* _Exercise goal_
Say how many lines include "gravy", with no words around the number.

* _Supplied data_
-------------------------

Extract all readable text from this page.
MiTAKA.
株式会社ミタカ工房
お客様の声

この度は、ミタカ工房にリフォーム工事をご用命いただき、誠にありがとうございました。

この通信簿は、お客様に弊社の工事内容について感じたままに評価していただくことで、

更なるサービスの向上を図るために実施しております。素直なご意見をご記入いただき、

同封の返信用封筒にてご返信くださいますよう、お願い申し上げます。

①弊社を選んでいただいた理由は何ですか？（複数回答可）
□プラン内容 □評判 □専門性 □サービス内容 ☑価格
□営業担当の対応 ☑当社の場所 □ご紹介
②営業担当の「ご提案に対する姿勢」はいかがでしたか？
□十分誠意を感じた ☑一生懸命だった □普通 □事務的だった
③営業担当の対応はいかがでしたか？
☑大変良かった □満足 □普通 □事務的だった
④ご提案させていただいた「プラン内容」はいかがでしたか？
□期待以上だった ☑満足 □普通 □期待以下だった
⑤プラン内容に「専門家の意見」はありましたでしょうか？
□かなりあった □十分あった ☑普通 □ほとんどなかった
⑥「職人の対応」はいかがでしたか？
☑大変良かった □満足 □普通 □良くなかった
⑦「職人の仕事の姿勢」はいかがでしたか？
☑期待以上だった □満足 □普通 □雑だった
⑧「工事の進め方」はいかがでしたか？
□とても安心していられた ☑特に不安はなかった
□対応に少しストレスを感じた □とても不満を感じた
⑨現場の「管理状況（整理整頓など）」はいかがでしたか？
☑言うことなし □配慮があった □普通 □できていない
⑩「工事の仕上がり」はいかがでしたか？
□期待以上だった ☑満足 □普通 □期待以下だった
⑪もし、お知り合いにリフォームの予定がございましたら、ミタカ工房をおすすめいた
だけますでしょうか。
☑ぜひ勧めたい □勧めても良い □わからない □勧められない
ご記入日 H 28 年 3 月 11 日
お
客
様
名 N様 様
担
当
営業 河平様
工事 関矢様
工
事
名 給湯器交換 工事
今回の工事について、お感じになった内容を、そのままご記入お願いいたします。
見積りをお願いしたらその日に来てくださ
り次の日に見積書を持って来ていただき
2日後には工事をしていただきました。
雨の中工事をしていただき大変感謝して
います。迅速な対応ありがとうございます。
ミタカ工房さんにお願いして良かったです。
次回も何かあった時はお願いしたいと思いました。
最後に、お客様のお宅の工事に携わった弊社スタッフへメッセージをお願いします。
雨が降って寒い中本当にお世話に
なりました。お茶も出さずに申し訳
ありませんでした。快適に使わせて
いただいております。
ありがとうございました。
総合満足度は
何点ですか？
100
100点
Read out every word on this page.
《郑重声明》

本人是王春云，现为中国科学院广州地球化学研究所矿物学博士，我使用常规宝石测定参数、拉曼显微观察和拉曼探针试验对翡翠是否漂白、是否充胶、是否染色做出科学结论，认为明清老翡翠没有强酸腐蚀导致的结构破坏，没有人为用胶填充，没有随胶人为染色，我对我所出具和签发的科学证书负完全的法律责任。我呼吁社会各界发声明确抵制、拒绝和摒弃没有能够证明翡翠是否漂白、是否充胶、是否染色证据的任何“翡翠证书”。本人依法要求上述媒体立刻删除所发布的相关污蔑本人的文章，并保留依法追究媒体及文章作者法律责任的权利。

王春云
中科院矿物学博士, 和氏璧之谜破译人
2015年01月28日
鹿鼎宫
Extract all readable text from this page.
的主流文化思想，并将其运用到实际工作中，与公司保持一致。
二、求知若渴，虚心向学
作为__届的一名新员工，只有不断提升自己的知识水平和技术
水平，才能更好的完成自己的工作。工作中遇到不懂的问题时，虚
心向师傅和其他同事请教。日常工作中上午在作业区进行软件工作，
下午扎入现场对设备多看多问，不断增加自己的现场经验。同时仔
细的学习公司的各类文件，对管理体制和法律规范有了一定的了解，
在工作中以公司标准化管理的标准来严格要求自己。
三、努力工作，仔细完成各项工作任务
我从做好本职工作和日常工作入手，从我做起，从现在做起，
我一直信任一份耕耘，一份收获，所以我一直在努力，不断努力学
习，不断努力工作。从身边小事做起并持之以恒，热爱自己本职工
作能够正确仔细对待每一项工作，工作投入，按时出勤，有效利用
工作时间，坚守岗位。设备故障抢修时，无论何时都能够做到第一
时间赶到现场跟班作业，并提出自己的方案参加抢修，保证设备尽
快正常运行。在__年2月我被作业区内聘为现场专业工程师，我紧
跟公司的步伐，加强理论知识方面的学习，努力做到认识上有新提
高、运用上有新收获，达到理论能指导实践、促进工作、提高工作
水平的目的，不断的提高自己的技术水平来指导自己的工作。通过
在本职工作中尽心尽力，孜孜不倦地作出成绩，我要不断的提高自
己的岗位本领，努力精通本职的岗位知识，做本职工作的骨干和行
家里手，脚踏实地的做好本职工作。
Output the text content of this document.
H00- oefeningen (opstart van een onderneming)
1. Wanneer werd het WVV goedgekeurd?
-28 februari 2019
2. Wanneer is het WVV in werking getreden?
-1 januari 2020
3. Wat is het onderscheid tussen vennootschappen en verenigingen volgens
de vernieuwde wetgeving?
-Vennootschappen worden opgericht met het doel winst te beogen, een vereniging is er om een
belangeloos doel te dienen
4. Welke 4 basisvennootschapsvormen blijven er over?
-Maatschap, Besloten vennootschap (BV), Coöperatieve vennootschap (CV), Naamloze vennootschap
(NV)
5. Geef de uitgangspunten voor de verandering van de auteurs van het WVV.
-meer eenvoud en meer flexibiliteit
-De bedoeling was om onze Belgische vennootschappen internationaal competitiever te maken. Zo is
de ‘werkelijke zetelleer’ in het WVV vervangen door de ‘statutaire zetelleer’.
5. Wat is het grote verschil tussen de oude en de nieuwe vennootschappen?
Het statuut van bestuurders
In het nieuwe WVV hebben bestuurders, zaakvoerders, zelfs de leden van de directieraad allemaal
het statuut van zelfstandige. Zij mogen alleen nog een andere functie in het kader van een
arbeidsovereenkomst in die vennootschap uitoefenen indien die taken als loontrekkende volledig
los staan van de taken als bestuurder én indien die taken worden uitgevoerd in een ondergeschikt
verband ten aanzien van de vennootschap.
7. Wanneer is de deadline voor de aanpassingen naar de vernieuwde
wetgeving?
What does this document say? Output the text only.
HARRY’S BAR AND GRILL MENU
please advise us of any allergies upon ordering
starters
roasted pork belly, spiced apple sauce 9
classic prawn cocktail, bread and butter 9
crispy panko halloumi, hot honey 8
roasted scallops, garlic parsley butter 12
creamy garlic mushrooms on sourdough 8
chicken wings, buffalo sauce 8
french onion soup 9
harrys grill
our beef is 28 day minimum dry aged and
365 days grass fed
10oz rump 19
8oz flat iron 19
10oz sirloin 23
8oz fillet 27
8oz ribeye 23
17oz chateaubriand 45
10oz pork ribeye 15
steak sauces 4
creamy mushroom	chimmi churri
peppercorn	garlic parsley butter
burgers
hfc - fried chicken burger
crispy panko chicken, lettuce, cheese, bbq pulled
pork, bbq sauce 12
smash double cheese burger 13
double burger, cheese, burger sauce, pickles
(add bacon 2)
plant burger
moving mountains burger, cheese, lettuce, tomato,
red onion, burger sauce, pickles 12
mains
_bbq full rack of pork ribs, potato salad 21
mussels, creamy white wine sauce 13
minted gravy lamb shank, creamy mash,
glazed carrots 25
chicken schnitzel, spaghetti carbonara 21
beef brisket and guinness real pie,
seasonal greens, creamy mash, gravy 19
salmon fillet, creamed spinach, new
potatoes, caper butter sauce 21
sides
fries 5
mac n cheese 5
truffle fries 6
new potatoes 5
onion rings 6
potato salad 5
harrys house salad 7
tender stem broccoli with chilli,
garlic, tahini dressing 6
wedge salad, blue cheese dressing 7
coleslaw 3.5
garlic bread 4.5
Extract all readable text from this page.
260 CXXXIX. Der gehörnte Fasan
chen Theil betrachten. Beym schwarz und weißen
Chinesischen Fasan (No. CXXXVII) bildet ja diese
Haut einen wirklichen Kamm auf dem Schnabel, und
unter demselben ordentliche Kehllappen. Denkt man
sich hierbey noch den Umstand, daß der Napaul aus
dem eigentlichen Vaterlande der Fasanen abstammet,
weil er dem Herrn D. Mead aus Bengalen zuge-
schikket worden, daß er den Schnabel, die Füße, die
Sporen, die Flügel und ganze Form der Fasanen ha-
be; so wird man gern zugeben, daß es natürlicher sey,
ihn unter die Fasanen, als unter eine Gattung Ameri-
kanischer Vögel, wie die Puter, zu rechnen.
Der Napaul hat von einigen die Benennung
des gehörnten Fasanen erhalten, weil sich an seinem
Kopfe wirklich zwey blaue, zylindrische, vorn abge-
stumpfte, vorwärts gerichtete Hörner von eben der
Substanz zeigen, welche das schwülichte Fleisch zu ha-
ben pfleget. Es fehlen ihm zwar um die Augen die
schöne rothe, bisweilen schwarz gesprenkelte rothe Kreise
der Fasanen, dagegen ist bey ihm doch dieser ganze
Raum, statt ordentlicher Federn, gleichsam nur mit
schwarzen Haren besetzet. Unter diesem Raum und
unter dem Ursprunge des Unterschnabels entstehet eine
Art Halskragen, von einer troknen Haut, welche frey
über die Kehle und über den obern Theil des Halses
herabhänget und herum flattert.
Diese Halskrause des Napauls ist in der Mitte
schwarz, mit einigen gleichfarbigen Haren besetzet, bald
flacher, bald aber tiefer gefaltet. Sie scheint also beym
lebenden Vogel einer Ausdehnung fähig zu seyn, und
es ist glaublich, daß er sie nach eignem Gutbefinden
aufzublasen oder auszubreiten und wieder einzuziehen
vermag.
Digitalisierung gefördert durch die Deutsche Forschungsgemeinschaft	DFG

-------------------------

* _Full output_
2